Task statement
Take from the listing each line that has the string "text".

Saved entries:
■ ■ ■ ■ ■

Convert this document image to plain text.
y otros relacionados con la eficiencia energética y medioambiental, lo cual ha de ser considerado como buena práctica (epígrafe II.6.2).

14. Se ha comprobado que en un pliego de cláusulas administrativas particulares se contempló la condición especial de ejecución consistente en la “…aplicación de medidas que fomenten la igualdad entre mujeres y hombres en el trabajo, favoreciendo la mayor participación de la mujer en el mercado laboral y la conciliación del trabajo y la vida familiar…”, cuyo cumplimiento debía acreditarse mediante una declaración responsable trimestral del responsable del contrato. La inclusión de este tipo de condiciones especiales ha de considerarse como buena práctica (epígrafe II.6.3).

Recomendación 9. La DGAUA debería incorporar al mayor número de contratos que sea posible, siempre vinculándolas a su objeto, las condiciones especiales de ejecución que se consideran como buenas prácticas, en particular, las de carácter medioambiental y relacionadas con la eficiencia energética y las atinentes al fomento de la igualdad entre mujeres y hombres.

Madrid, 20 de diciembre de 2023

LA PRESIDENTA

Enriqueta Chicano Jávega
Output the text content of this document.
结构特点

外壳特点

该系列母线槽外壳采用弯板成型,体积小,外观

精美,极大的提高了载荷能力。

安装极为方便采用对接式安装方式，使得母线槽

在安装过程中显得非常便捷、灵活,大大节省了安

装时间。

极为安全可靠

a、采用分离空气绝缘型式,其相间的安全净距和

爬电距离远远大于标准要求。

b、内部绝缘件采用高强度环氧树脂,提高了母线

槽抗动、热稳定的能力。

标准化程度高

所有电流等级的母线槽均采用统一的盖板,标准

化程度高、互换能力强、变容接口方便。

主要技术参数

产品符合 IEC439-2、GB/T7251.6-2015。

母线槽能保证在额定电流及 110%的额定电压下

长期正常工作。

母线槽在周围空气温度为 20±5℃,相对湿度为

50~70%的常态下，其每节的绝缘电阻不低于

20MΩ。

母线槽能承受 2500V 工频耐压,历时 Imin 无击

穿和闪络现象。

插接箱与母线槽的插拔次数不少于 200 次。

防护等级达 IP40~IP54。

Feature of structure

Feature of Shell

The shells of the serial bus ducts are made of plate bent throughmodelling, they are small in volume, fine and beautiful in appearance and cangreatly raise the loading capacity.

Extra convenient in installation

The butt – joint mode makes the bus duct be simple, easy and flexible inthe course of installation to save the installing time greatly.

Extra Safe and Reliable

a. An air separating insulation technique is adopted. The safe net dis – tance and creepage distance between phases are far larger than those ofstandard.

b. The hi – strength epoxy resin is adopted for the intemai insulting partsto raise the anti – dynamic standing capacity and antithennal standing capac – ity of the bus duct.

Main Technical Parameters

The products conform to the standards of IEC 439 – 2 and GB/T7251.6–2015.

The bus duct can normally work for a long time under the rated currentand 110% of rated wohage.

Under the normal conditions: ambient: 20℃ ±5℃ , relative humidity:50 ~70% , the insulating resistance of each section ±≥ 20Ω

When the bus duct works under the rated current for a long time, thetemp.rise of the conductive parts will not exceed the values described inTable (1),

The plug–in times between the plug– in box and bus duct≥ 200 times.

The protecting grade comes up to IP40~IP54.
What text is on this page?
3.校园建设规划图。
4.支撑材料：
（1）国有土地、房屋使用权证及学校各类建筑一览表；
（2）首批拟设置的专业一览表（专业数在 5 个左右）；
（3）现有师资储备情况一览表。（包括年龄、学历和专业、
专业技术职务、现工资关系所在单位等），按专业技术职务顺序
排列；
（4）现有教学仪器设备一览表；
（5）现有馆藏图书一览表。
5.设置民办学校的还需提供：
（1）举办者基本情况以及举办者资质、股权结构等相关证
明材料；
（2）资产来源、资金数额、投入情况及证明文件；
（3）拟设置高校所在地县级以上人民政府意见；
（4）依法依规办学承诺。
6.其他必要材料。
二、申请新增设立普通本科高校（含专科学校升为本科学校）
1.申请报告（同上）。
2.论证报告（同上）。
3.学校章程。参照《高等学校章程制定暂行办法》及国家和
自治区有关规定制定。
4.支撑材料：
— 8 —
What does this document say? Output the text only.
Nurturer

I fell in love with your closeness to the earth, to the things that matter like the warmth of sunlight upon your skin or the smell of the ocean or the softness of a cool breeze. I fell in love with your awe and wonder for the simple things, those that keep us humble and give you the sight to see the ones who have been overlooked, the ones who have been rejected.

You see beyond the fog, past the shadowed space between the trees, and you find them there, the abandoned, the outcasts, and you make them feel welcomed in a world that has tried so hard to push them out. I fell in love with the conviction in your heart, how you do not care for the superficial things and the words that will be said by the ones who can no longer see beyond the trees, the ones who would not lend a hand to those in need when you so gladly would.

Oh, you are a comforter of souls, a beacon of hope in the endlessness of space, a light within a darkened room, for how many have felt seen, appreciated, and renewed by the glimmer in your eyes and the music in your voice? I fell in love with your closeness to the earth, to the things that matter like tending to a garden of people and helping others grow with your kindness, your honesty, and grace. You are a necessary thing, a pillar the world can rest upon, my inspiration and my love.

■ ■ ■ ■ ■

The result
Convert this document image to plain text.
Output the text content of this document.
What text is on this page?
What does this document say? Output the text only.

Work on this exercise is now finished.